___ DATA RECORDS

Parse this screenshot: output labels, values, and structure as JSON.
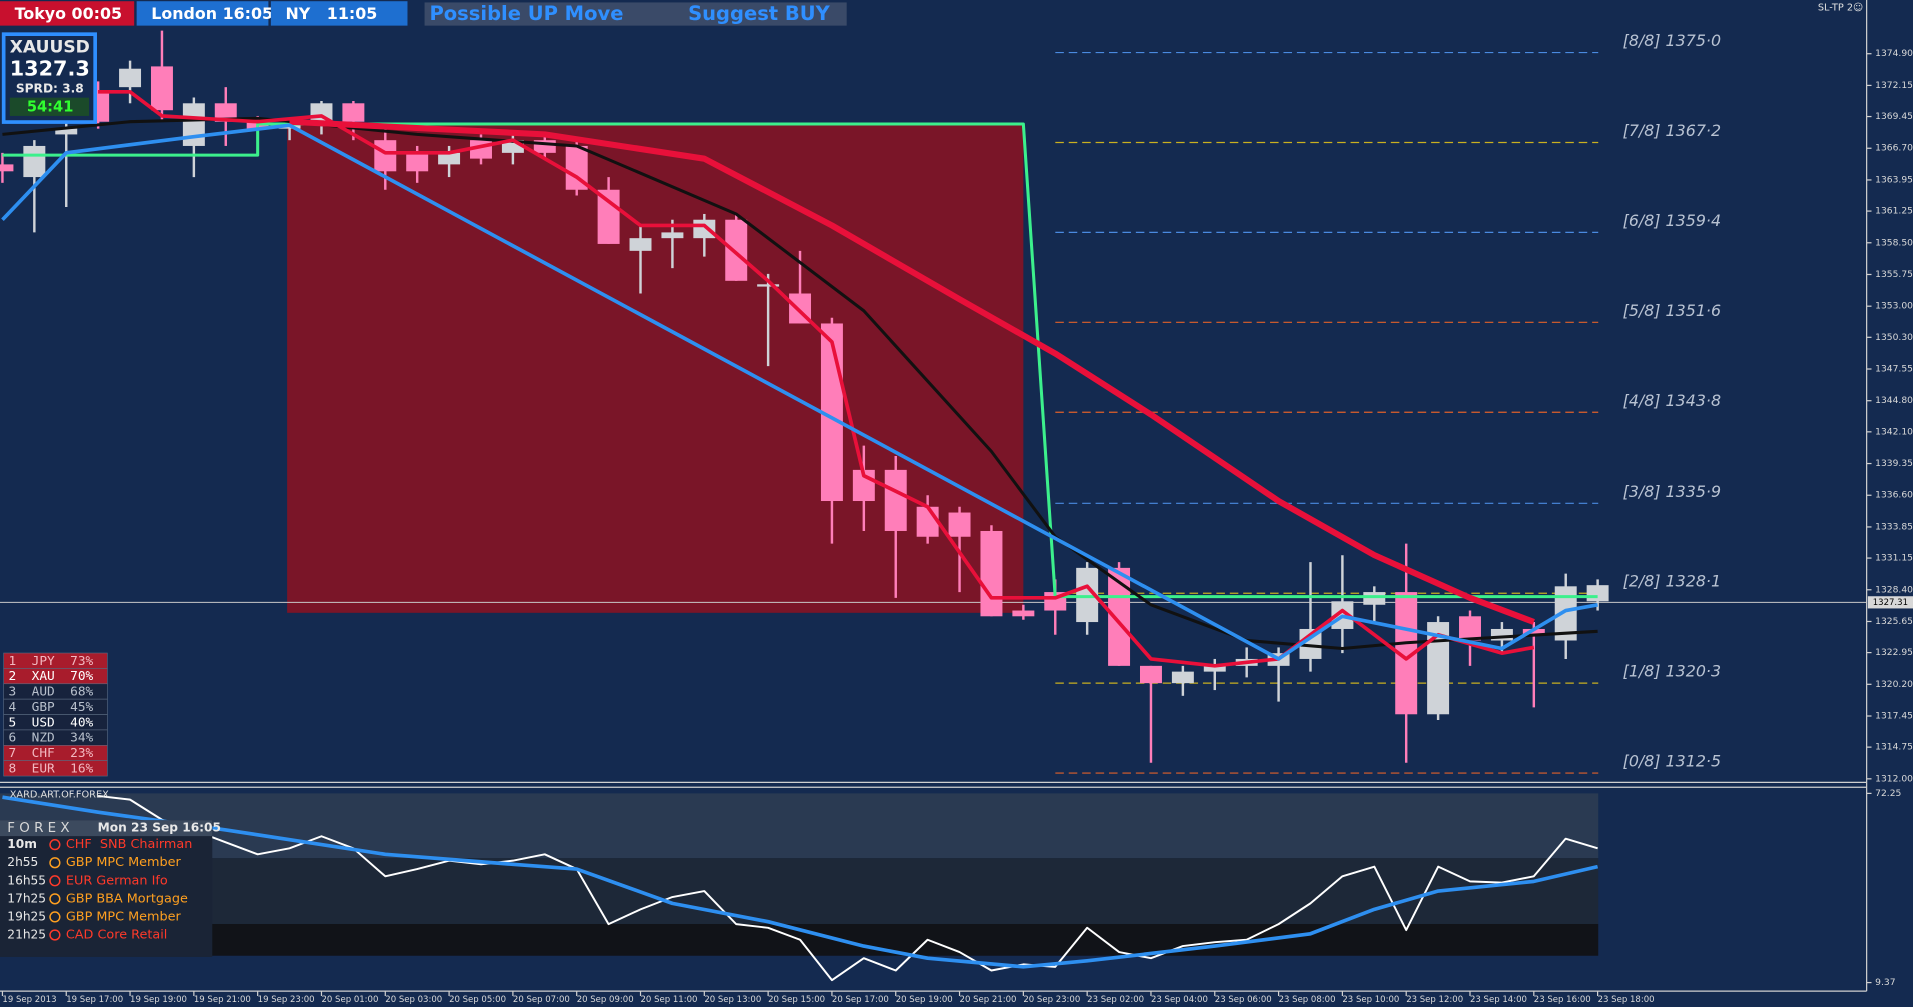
{
  "header": {
    "sessions": [
      {
        "text": "Tokyo 00:05",
        "color": "#c8102e"
      },
      {
        "text": "London 16:05",
        "color": "#1e6fd0"
      },
      {
        "text": "NY   11:05",
        "color": "#1e6fd0"
      }
    ],
    "signal": "Possible UP Move",
    "suggest": "Suggest  BUY",
    "corner": "SL-TP 2☺"
  },
  "symbol_box": {
    "symbol": "XAUUSD",
    "price": "1327.3",
    "spread": "SPRD: 3.8",
    "timer": "54:41"
  },
  "chart": {
    "ylim": [
      1311.69,
      1379.56
    ],
    "yticks": [
      {
        "value": 1374.9,
        "label": "1374.90"
      },
      {
        "value": 1372.15,
        "label": "1372.15"
      },
      {
        "value": 1369.45,
        "label": "1369.45"
      },
      {
        "value": 1366.7,
        "label": "1366.70"
      },
      {
        "value": 1363.95,
        "label": "1363.95"
      },
      {
        "value": 1361.25,
        "label": "1361.25"
      },
      {
        "value": 1358.5,
        "label": "1358.50"
      },
      {
        "value": 1355.75,
        "label": "1355.75"
      },
      {
        "value": 1353,
        "label": "1353.00"
      },
      {
        "value": 1350.3,
        "label": "1350.30"
      },
      {
        "value": 1347.55,
        "label": "1347.55"
      },
      {
        "value": 1344.8,
        "label": "1344.80"
      },
      {
        "value": 1342.1,
        "label": "1342.10"
      },
      {
        "value": 1339.35,
        "label": "1339.35"
      },
      {
        "value": 1336.6,
        "label": "1336.60"
      },
      {
        "value": 1333.85,
        "label": "1333.85"
      },
      {
        "value": 1331.15,
        "label": "1331.15"
      },
      {
        "value": 1328.4,
        "label": "1328.40"
      },
      {
        "value": 1325.65,
        "label": "1325.65"
      },
      {
        "value": 1322.95,
        "label": "1322.95"
      },
      {
        "value": 1320.2,
        "label": "1320.20"
      },
      {
        "value": 1317.45,
        "label": "1317.45"
      },
      {
        "value": 1314.75,
        "label": "1314.75"
      },
      {
        "value": 1312,
        "label": "1312.00"
      }
    ],
    "current_price": 1327.31,
    "candle_colors": {
      "up": "#cfd3d8",
      "down": "#ff7eb9"
    },
    "candles": [
      [
        1365.3,
        1366.3,
        1363.7,
        1364.7
      ],
      [
        1364.2,
        1367.4,
        1359.4,
        1366.9
      ],
      [
        1367.9,
        1369.5,
        1361.6,
        1368.4
      ],
      [
        1371.6,
        1372.5,
        1368.4,
        1369.0
      ],
      [
        1372.0,
        1374.3,
        1370.6,
        1373.6
      ],
      [
        1373.8,
        1376.9,
        1369.0,
        1370.0
      ],
      [
        1366.9,
        1371.1,
        1364.2,
        1370.6
      ],
      [
        1370.6,
        1372.0,
        1366.9,
        1369.0
      ],
      [
        1369.0,
        1369.5,
        1367.4,
        1368.4
      ],
      [
        1368.4,
        1369.0,
        1367.4,
        1368.9
      ],
      [
        1369.0,
        1370.8,
        1367.9,
        1370.6
      ],
      [
        1370.6,
        1370.8,
        1367.4,
        1369.0
      ],
      [
        1367.4,
        1368.4,
        1363.1,
        1364.7
      ],
      [
        1366.3,
        1366.9,
        1363.7,
        1364.7
      ],
      [
        1365.3,
        1366.9,
        1364.2,
        1366.3
      ],
      [
        1367.4,
        1367.9,
        1365.3,
        1365.8
      ],
      [
        1366.3,
        1367.9,
        1365.3,
        1367.4
      ],
      [
        1367.4,
        1367.9,
        1365.8,
        1366.3
      ],
      [
        1366.9,
        1367.4,
        1362.6,
        1363.1
      ],
      [
        1363.1,
        1364.2,
        1358.4,
        1358.4
      ],
      [
        1357.8,
        1360.0,
        1354.1,
        1358.9
      ],
      [
        1358.9,
        1360.5,
        1356.3,
        1359.4
      ],
      [
        1358.9,
        1361.0,
        1357.3,
        1360.5
      ],
      [
        1360.5,
        1361.0,
        1355.2,
        1355.2
      ],
      [
        1354.7,
        1355.8,
        1347.8,
        1354.9
      ],
      [
        1354.1,
        1357.8,
        1351.5,
        1351.5
      ],
      [
        1351.5,
        1352.0,
        1332.4,
        1336.1
      ],
      [
        1338.8,
        1340.9,
        1333.5,
        1336.1
      ],
      [
        1338.8,
        1340.0,
        1327.7,
        1333.5
      ],
      [
        1335.6,
        1336.6,
        1332.4,
        1333.0
      ],
      [
        1335.1,
        1335.6,
        1328.2,
        1333.0
      ],
      [
        1333.5,
        1334.0,
        1326.1,
        1326.1
      ],
      [
        1326.6,
        1327.1,
        1325.8,
        1326.1
      ],
      [
        1328.2,
        1329.3,
        1324.5,
        1326.6
      ],
      [
        1325.6,
        1330.8,
        1324.5,
        1330.3
      ],
      [
        1330.3,
        1330.8,
        1321.8,
        1321.8
      ],
      [
        1321.8,
        1321.8,
        1313.4,
        1320.3
      ],
      [
        1320.3,
        1321.8,
        1319.2,
        1321.3
      ],
      [
        1321.3,
        1322.4,
        1319.7,
        1321.8
      ],
      [
        1321.8,
        1323.4,
        1320.8,
        1322.4
      ],
      [
        1321.8,
        1323.4,
        1318.7,
        1322.9
      ],
      [
        1322.4,
        1330.8,
        1321.3,
        1325.0
      ],
      [
        1325.0,
        1331.4,
        1322.9,
        1327.4
      ],
      [
        1327.1,
        1328.7,
        1325.6,
        1328.2
      ],
      [
        1328.2,
        1332.4,
        1313.4,
        1317.6
      ],
      [
        1317.6,
        1326.1,
        1317.1,
        1325.6
      ],
      [
        1326.1,
        1326.6,
        1321.8,
        1324.0
      ],
      [
        1324.0,
        1325.6,
        1322.9,
        1325.0
      ],
      [
        1325.0,
        1325.6,
        1318.2,
        1324.5
      ],
      [
        1324.0,
        1329.8,
        1322.4,
        1328.7
      ],
      [
        1327.4,
        1329.3,
        1326.6,
        1328.8
      ]
    ],
    "zone": {
      "color": "#7a1528",
      "x": [
        9,
        32
      ],
      "values": [
        1368.8,
        1326.4
      ]
    },
    "levels": [
      {
        "label": "[8/8] 1375·0",
        "value": 1375.0,
        "color": "#4a8ae0"
      },
      {
        "label": "[7/8] 1367·2",
        "value": 1367.2,
        "color": "#c9b020"
      },
      {
        "label": "[6/8] 1359·4",
        "value": 1359.4,
        "color": "#4a8ae0"
      },
      {
        "label": "[5/8] 1351·6",
        "value": 1351.6,
        "color": "#e0602a"
      },
      {
        "label": "[4/8] 1343·8",
        "value": 1343.8,
        "color": "#e0602a"
      },
      {
        "label": "[3/8] 1335·9",
        "value": 1335.9,
        "color": "#4a8ae0"
      },
      {
        "label": "[2/8] 1328·1",
        "value": 1328.1,
        "color": "#c9b020"
      },
      {
        "label": "[1/8] 1320·3",
        "value": 1320.3,
        "color": "#c9b020"
      },
      {
        "label": "[0/8] 1312·5",
        "value": 1312.5,
        "color": "#e0602a"
      }
    ],
    "lines": [
      {
        "color": "#3cf08c",
        "width": 2.5,
        "x": [
          0,
          8,
          8,
          32,
          33,
          50
        ],
        "values": [
          1366.1,
          1366.1,
          1368.8,
          1368.8,
          1327.8,
          1327.8
        ]
      },
      {
        "color": "#111111",
        "width": 2.5,
        "x": [
          0,
          4,
          8,
          13,
          18,
          23,
          27,
          31,
          33,
          36,
          39,
          42,
          44,
          47,
          50
        ],
        "values": [
          1367.9,
          1369.0,
          1369.3,
          1367.9,
          1366.9,
          1361.0,
          1352.6,
          1340.4,
          1333.0,
          1327.1,
          1324.0,
          1323.3,
          1323.8,
          1324.3,
          1324.8
        ]
      },
      {
        "color": "#e8103a",
        "width": 5,
        "x": [
          9,
          17,
          22,
          26,
          30,
          33,
          36,
          40,
          43,
          46,
          48
        ],
        "values": [
          1369.0,
          1367.9,
          1365.8,
          1360.0,
          1353.6,
          1348.9,
          1343.6,
          1336.1,
          1331.4,
          1327.7,
          1325.6
        ]
      },
      {
        "color": "#e8103a",
        "width": 3,
        "x": [
          3,
          4,
          5,
          8,
          10,
          12,
          14,
          16,
          18,
          20,
          22,
          24,
          26,
          27,
          29,
          31,
          33,
          34,
          36,
          38,
          40,
          42,
          44,
          45,
          47,
          48
        ],
        "values": [
          1371.6,
          1371.6,
          1369.5,
          1369.0,
          1369.5,
          1366.3,
          1366.3,
          1367.4,
          1364.2,
          1360.0,
          1360.0,
          1355.2,
          1349.9,
          1338.3,
          1335.6,
          1327.7,
          1327.7,
          1328.7,
          1322.4,
          1321.8,
          1322.4,
          1326.6,
          1322.4,
          1324.5,
          1322.9,
          1323.4
        ]
      },
      {
        "color": "#2e8ff0",
        "width": 3,
        "x": [
          0,
          2,
          6,
          9,
          40,
          42,
          47,
          49,
          50
        ],
        "values": [
          1360.5,
          1366.3,
          1367.7,
          1368.7,
          1322.4,
          1326.1,
          1323.3,
          1326.6,
          1327.1
        ]
      }
    ],
    "time_labels": [
      "19 Sep 2013",
      "19 Sep 17:00",
      "19 Sep 19:00",
      "19 Sep 21:00",
      "19 Sep 23:00",
      "20 Sep 01:00",
      "20 Sep 03:00",
      "20 Sep 05:00",
      "20 Sep 07:00",
      "20 Sep 09:00",
      "20 Sep 11:00",
      "20 Sep 13:00",
      "20 Sep 15:00",
      "20 Sep 17:00",
      "20 Sep 19:00",
      "20 Sep 21:00",
      "20 Sep 23:00",
      "23 Sep 02:00",
      "23 Sep 04:00",
      "23 Sep 06:00",
      "23 Sep 08:00",
      "23 Sep 10:00",
      "23 Sep 12:00",
      "23 Sep 14:00",
      "23 Sep 16:00",
      "23 Sep 18:00"
    ]
  },
  "strength": {
    "rows": [
      {
        "text": "1  JPY  73%",
        "bg": "#a81c2c",
        "fg": "#f2b8c0"
      },
      {
        "text": "2  XAU  70%",
        "bg": "#a81c2c",
        "fg": "#ffffff"
      },
      {
        "text": "3  AUD  68%",
        "bg": "#17233d",
        "fg": "#b8c0cc"
      },
      {
        "text": "4  GBP  45%",
        "bg": "#17233d",
        "fg": "#b8c0cc"
      },
      {
        "text": "5  USD  40%",
        "bg": "#17233d",
        "fg": "#ffffff"
      },
      {
        "text": "6  NZD  34%",
        "bg": "#17233d",
        "fg": "#b8c0cc"
      },
      {
        "text": "7  CHF  23%",
        "bg": "#a81c2c",
        "fg": "#f2b8c0"
      },
      {
        "text": "8  EUR  16%",
        "bg": "#a81c2c",
        "fg": "#f2b8c0"
      }
    ]
  },
  "indicator": {
    "title": "XARD.ART.OF.FOREX",
    "ylim": [
      9.37,
      72.25
    ],
    "yticks": [
      9.37,
      72.25
    ],
    "lines": [
      {
        "color": "#ffffff",
        "width": 1.6,
        "x": [
          3,
          4,
          5,
          6,
          7,
          8,
          9,
          10,
          11,
          12,
          13,
          14,
          15,
          16,
          17,
          18,
          19,
          20,
          21,
          22,
          23,
          24,
          25,
          26,
          27,
          28,
          29,
          30,
          31,
          32,
          33,
          34,
          35,
          36,
          37,
          38,
          39,
          40,
          41,
          42,
          43,
          44,
          45,
          46,
          47,
          48,
          49,
          50
        ],
        "values": [
          71.4,
          70.2,
          63.5,
          60.0,
          56.0,
          52.0,
          54.0,
          58.0,
          54.0,
          44.7,
          47.1,
          49.9,
          48.7,
          49.9,
          52.0,
          47.1,
          28.8,
          33.7,
          37.8,
          39.8,
          28.8,
          27.6,
          23.6,
          10.2,
          17.5,
          13.4,
          23.6,
          19.5,
          13.4,
          15.4,
          14.6,
          27.6,
          19.5,
          17.5,
          21.5,
          22.8,
          23.6,
          28.8,
          35.7,
          44.7,
          47.9,
          26.8,
          47.9,
          43.0,
          42.6,
          44.7,
          57.2,
          54.0
        ]
      },
      {
        "color": "#2e8ff0",
        "width": 3,
        "x": [
          0,
          3,
          7,
          12,
          16,
          18,
          21,
          24,
          27,
          29,
          32,
          34,
          38,
          41,
          43,
          45,
          48,
          50
        ],
        "values": [
          71.0,
          66.0,
          60.1,
          52.0,
          48.7,
          47.1,
          35.7,
          29.6,
          21.5,
          17.5,
          14.6,
          16.6,
          21.5,
          25.6,
          33.7,
          39.8,
          43.0,
          47.9
        ]
      }
    ]
  },
  "news": {
    "title": "F O R E X",
    "date": "Mon 23 Sep 16:05",
    "rows": [
      {
        "time": "10m",
        "event": "CHF  SNB Chairman",
        "color": "#ff3a2a"
      },
      {
        "time": "2h55",
        "event": "GBP MPC Member",
        "color": "#ffa020"
      },
      {
        "time": "16h55",
        "event": "EUR German Ifo",
        "color": "#ff3a2a"
      },
      {
        "time": "17h25",
        "event": "GBP BBA Mortgage",
        "color": "#ffa020"
      },
      {
        "time": "19h25",
        "event": "GBP MPC Member",
        "color": "#ffa020"
      },
      {
        "time": "21h25",
        "event": "CAD Core Retail",
        "color": "#ff3a2a"
      }
    ]
  }
}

______

Using the listing above, work out how many of its lines include "text", and give only the result.

11